Problem to solve: All lines below must be repeated exactly, with the pictures omitted.

Information given:
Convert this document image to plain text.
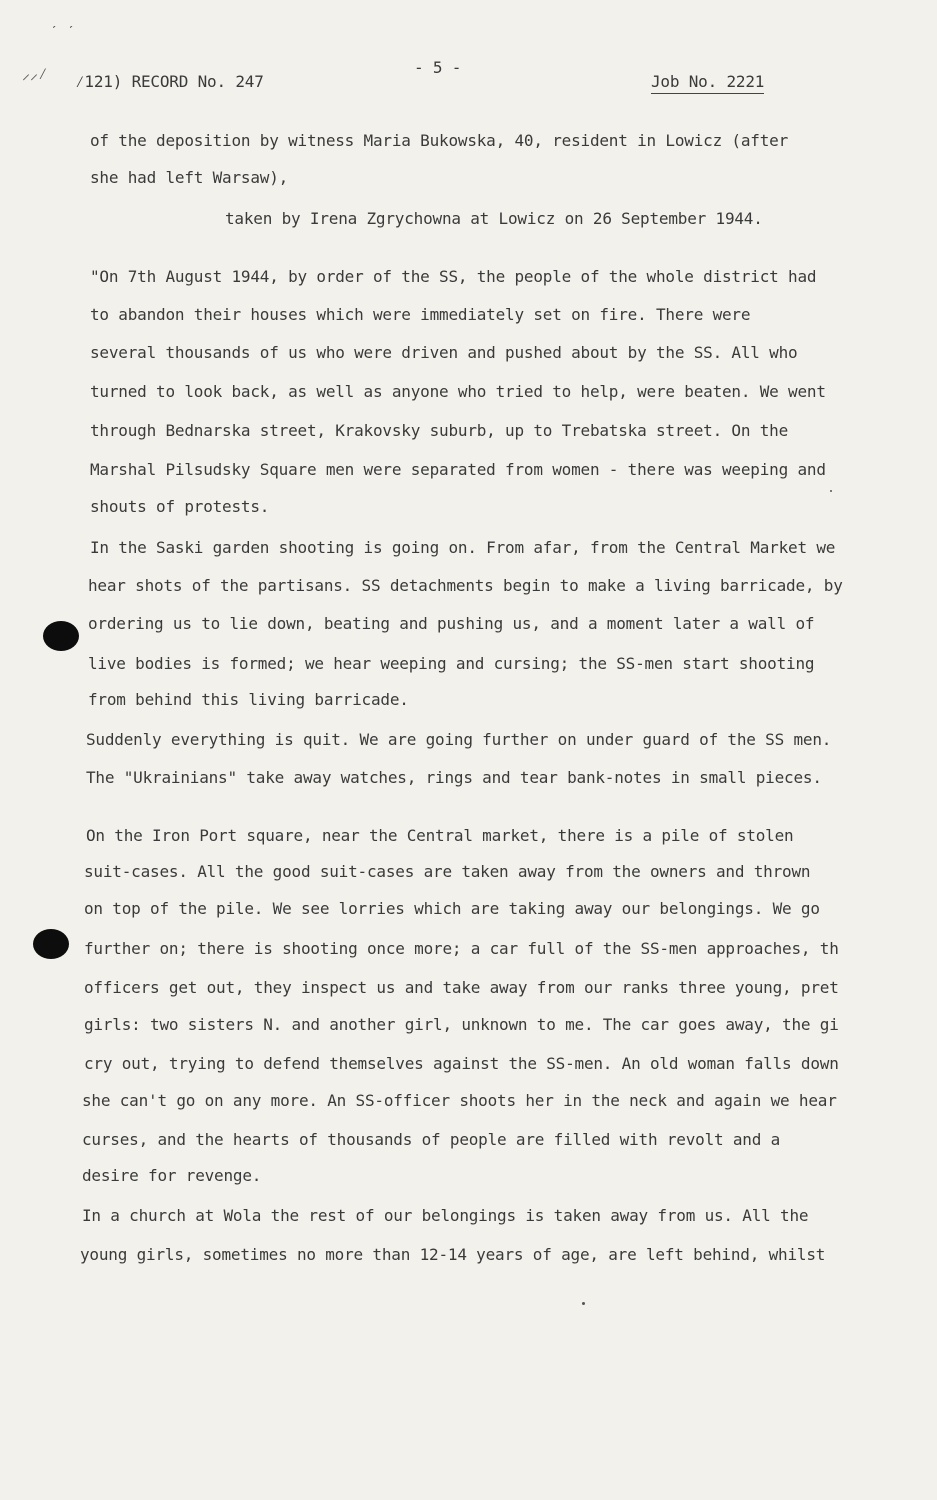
ˊ ˊ
⸝⸝⁄ ⁄121) RECORD No. 247
- 5 -
Job No. 2221
of the deposition by witness Maria Bukowska, 40, resident in Lowicz (after
she had left Warsaw),
taken by Irena Zgrychowna at Lowicz on 26 September 1944.
"On 7th August 1944, by order of the SS, the people of the whole district had
to abandon their houses which were immediately set on fire. There were
several thousands of us who were driven and pushed about by the SS. All who
turned to look back, as well as anyone who tried to help, were beaten. We went
through Bednarska street, Krakovsky suburb, up to Trebatska street. On the
Marshal Pilsudsky Square men were separated from women - there was weeping and
shouts of protests.
In the Saski garden shooting is going on. From afar, from the Central Market we
hear shots of the partisans. SS detachments begin to make a living barricade, by
ordering us to lie down, beating and pushing us, and a moment later a wall of
live bodies is formed; we hear weeping and cursing; the SS-men start shooting
from behind this living barricade.
Suddenly everything is quit. We are going further on under guard of the SS men.
The "Ukrainians" take away watches, rings and tear bank-notes in small pieces.
On the Iron Port square, near the Central market, there is a pile of stolen
suit-cases. All the good suit-cases are taken away from the owners and thrown
on top of the pile. We see lorries which are taking away our belongings. We go
further on; there is shooting once more; a car full of the SS-men approaches, th
officers get out, they inspect us and take away from our ranks three young, pret
girls: two sisters N. and another girl, unknown to me. The car goes away, the gi
cry out, trying to defend themselves against the SS-men. An old woman falls down
she can't go on any more. An SS-officer shoots her in the neck and again we hear
curses, and the hearts of thousands of people are filled with revolt and a
desire for revenge.
In a church at Wola the rest of our belongings is taken away from us. All the
young girls, sometimes no more than 12-14 years of age, are left behind, whilst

Exercise solution:
Convert this document image to plain text.
ˊ ˊ
⸝⸝⁄ ⁄121) RECORD No. 247
- 5 -
Job No. 2221
of the deposition by witness Maria Bukowska, 40, resident in Lowicz (after
she had left Warsaw),
taken by Irena Zgrychowna at Lowicz on 26 September 1944.
"On 7th August 1944, by order of the SS, the people of the whole district had
to abandon their houses which were immediately set on fire. There were
several thousands of us who were driven and pushed about by the SS. All who
turned to look back, as well as anyone who tried to help, were beaten. We went
through Bednarska street, Krakovsky suburb, up to Trebatska street. On the
Marshal Pilsudsky Square men were separated from women - there was weeping and
shouts of protests.
In the Saski garden shooting is going on. From afar, from the Central Market we
hear shots of the partisans. SS detachments begin to make a living barricade, by
ordering us to lie down, beating and pushing us, and a moment later a wall of
live bodies is formed; we hear weeping and cursing; the SS-men start shooting
from behind this living barricade.
Suddenly everything is quit. We are going further on under guard of the SS men.
The "Ukrainians" take away watches, rings and tear bank-notes in small pieces.
On the Iron Port square, near the Central market, there is a pile of stolen
suit-cases. All the good suit-cases are taken away from the owners and thrown
on top of the pile. We see lorries which are taking away our belongings. We go
further on; there is shooting once more; a car full of the SS-men approaches, th
officers get out, they inspect us and take away from our ranks three young, pret
girls: two sisters N. and another girl, unknown to me. The car goes away, the gi
cry out, trying to defend themselves against the SS-men. An old woman falls down
she can't go on any more. An SS-officer shoots her in the neck and again we hear
curses, and the hearts of thousands of people are filled with revolt and a
desire for revenge.
In a church at Wola the rest of our belongings is taken away from us. All the
young girls, sometimes no more than 12-14 years of age, are left behind, whilst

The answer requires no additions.